# TASK INSTRUCTIONS:
Reproduce the material exactly, omitting nothing.
** Start DATA PROVIDED **
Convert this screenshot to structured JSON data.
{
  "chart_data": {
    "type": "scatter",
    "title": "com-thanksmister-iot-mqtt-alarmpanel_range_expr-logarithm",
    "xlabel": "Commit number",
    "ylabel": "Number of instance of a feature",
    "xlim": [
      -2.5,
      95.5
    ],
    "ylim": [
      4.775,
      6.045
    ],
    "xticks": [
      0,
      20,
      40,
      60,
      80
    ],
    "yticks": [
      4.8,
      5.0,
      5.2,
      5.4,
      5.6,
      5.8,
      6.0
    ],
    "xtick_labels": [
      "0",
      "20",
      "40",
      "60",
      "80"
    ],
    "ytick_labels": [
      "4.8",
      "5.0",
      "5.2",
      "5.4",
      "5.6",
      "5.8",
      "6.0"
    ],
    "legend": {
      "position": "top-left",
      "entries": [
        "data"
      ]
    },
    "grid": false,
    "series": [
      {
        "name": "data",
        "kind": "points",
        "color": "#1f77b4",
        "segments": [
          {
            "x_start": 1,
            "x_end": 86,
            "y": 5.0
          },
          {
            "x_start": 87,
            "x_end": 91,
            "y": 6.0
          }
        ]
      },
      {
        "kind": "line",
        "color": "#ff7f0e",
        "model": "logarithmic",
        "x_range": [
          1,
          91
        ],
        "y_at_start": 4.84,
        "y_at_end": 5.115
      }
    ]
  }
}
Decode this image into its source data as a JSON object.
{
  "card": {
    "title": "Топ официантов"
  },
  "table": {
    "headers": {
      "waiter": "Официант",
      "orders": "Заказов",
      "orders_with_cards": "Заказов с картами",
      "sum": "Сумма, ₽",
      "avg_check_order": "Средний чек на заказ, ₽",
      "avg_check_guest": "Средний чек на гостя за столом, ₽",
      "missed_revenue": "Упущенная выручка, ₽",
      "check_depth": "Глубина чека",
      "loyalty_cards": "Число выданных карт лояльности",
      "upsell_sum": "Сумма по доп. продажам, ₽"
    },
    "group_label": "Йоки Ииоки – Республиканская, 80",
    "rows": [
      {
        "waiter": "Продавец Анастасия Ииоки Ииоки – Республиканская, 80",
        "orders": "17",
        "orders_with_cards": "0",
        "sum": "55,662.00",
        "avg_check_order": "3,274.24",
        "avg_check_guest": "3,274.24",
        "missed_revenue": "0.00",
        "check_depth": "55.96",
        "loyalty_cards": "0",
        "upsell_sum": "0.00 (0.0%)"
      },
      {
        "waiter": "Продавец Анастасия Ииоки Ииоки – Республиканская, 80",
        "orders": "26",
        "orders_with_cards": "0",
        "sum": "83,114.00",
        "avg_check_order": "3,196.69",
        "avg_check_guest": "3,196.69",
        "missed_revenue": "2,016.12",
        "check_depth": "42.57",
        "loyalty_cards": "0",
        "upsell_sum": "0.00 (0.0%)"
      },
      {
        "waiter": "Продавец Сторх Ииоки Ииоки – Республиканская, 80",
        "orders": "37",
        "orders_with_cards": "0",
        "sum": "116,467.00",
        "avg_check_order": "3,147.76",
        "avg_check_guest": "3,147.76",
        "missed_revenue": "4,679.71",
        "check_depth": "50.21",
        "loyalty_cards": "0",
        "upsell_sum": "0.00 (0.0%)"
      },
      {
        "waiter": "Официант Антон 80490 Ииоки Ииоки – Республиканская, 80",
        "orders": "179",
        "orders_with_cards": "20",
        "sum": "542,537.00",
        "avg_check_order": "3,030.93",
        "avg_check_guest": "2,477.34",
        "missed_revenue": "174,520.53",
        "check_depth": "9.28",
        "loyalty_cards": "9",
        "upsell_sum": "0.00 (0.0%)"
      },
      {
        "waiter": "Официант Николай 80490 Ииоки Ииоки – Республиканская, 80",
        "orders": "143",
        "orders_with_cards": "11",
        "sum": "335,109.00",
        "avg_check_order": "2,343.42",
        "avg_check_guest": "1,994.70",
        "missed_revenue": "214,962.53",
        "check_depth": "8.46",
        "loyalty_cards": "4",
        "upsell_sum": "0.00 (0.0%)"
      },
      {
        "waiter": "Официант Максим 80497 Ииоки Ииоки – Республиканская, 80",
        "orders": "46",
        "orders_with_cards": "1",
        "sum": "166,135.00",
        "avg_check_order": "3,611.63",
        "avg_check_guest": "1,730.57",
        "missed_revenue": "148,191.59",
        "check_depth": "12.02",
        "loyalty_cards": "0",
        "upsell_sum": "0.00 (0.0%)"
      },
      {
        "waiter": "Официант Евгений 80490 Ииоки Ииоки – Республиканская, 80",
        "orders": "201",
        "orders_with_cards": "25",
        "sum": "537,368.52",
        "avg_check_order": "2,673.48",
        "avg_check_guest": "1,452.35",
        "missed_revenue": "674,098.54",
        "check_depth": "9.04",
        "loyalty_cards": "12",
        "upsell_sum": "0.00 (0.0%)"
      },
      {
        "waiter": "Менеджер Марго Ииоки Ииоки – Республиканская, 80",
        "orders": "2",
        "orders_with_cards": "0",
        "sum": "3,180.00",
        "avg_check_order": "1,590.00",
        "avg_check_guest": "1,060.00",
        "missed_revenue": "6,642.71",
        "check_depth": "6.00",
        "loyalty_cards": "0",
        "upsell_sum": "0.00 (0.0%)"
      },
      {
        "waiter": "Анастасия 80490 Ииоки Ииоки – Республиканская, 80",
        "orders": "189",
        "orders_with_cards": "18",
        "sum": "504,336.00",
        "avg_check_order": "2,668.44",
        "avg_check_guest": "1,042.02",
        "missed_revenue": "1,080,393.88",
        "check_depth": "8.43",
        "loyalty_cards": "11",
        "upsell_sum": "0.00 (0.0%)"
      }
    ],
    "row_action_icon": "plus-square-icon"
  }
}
** End DATA PROVIDED **
# TASK RESULT:
Convert this screenshot to structured JSON data.
{
  "chart_data": {
    "type": "scatter",
    "title": "com-thanksmister-iot-mqtt-alarmpanel_range_expr-logarithm",
    "xlabel": "Commit number",
    "ylabel": "Number of instance of a feature",
    "xlim": [
      -2.5,
      95.5
    ],
    "ylim": [
      4.775,
      6.045
    ],
    "xticks": [
      0,
      20,
      40,
      60,
      80
    ],
    "yticks": [
      4.8,
      5.0,
      5.2,
      5.4,
      5.6,
      5.8,
      6.0
    ],
    "xtick_labels": [
      "0",
      "20",
      "40",
      "60",
      "80"
    ],
    "ytick_labels": [
      "4.8",
      "5.0",
      "5.2",
      "5.4",
      "5.6",
      "5.8",
      "6.0"
    ],
    "legend": {
      "position": "top-left",
      "entries": [
        "data"
      ]
    },
    "grid": false,
    "series": [
      {
        "name": "data",
        "kind": "points",
        "color": "#1f77b4",
        "segments": [
          {
            "x_start": 1,
            "x_end": 86,
            "y": 5.0
          },
          {
            "x_start": 87,
            "x_end": 91,
            "y": 6.0
          }
        ]
      },
      {
        "kind": "line",
        "color": "#ff7f0e",
        "model": "logarithmic",
        "x_range": [
          1,
          91
        ],
        "y_at_start": 4.84,
        "y_at_end": 5.115
      }
    ]
  }
}
Decode this image into its source data as a JSON object.
{
  "card": {
    "title": "Топ официантов"
  },
  "table": {
    "headers": {
      "waiter": "Официант",
      "orders": "Заказов",
      "orders_with_cards": "Заказов с картами",
      "sum": "Сумма, ₽",
      "avg_check_order": "Средний чек на заказ, ₽",
      "avg_check_guest": "Средний чек на гостя за столом, ₽",
      "missed_revenue": "Упущенная выручка, ₽",
      "check_depth": "Глубина чека",
      "loyalty_cards": "Число выданных карт лояльности",
      "upsell_sum": "Сумма по доп. продажам, ₽"
    },
    "group_label": "Йоки Ииоки – Республиканская, 80",
    "rows": [
      {
        "waiter": "Продавец Анастасия Ииоки Ииоки – Республиканская, 80",
        "orders": "17",
        "orders_with_cards": "0",
        "sum": "55,662.00",
        "avg_check_order": "3,274.24",
        "avg_check_guest": "3,274.24",
        "missed_revenue": "0.00",
        "check_depth": "55.96",
        "loyalty_cards": "0",
        "upsell_sum": "0.00 (0.0%)"
      },
      {
        "waiter": "Продавец Анастасия Ииоки Ииоки – Республиканская, 80",
        "orders": "26",
        "orders_with_cards": "0",
        "sum": "83,114.00",
        "avg_check_order": "3,196.69",
        "avg_check_guest": "3,196.69",
        "missed_revenue": "2,016.12",
        "check_depth": "42.57",
        "loyalty_cards": "0",
        "upsell_sum": "0.00 (0.0%)"
      },
      {
        "waiter": "Продавец Сторх Ииоки Ииоки – Республиканская, 80",
        "orders": "37",
        "orders_with_cards": "0",
        "sum": "116,467.00",
        "avg_check_order": "3,147.76",
        "avg_check_guest": "3,147.76",
        "missed_revenue": "4,679.71",
        "check_depth": "50.21",
        "loyalty_cards": "0",
        "upsell_sum": "0.00 (0.0%)"
      },
      {
        "waiter": "Официант Антон 80490 Ииоки Ииоки – Республиканская, 80",
        "orders": "179",
        "orders_with_cards": "20",
        "sum": "542,537.00",
        "avg_check_order": "3,030.93",
        "avg_check_guest": "2,477.34",
        "missed_revenue": "174,520.53",
        "check_depth": "9.28",
        "loyalty_cards": "9",
        "upsell_sum": "0.00 (0.0%)"
      },
      {
        "waiter": "Официант Николай 80490 Ииоки Ииоки – Республиканская, 80",
        "orders": "143",
        "orders_with_cards": "11",
        "sum": "335,109.00",
        "avg_check_order": "2,343.42",
        "avg_check_guest": "1,994.70",
        "missed_revenue": "214,962.53",
        "check_depth": "8.46",
        "loyalty_cards": "4",
        "upsell_sum": "0.00 (0.0%)"
      },
      {
        "waiter": "Официант Максим 80497 Ииоки Ииоки – Республиканская, 80",
        "orders": "46",
        "orders_with_cards": "1",
        "sum": "166,135.00",
        "avg_check_order": "3,611.63",
        "avg_check_guest": "1,730.57",
        "missed_revenue": "148,191.59",
        "check_depth": "12.02",
        "loyalty_cards": "0",
        "upsell_sum": "0.00 (0.0%)"
      },
      {
        "waiter": "Официант Евгений 80490 Ииоки Ииоки – Республиканская, 80",
        "orders": "201",
        "orders_with_cards": "25",
        "sum": "537,368.52",
        "avg_check_order": "2,673.48",
        "avg_check_guest": "1,452.35",
        "missed_revenue": "674,098.54",
        "check_depth": "9.04",
        "loyalty_cards": "12",
        "upsell_sum": "0.00 (0.0%)"
      },
      {
        "waiter": "Менеджер Марго Ииоки Ииоки – Республиканская, 80",
        "orders": "2",
        "orders_with_cards": "0",
        "sum": "3,180.00",
        "avg_check_order": "1,590.00",
        "avg_check_guest": "1,060.00",
        "missed_revenue": "6,642.71",
        "check_depth": "6.00",
        "loyalty_cards": "0",
        "upsell_sum": "0.00 (0.0%)"
      },
      {
        "waiter": "Анастасия 80490 Ииоки Ииоки – Республиканская, 80",
        "orders": "189",
        "orders_with_cards": "18",
        "sum": "504,336.00",
        "avg_check_order": "2,668.44",
        "avg_check_guest": "1,042.02",
        "missed_revenue": "1,080,393.88",
        "check_depth": "8.43",
        "loyalty_cards": "11",
        "upsell_sum": "0.00 (0.0%)"
      }
    ],
    "row_action_icon": "plus-square-icon"
  }
}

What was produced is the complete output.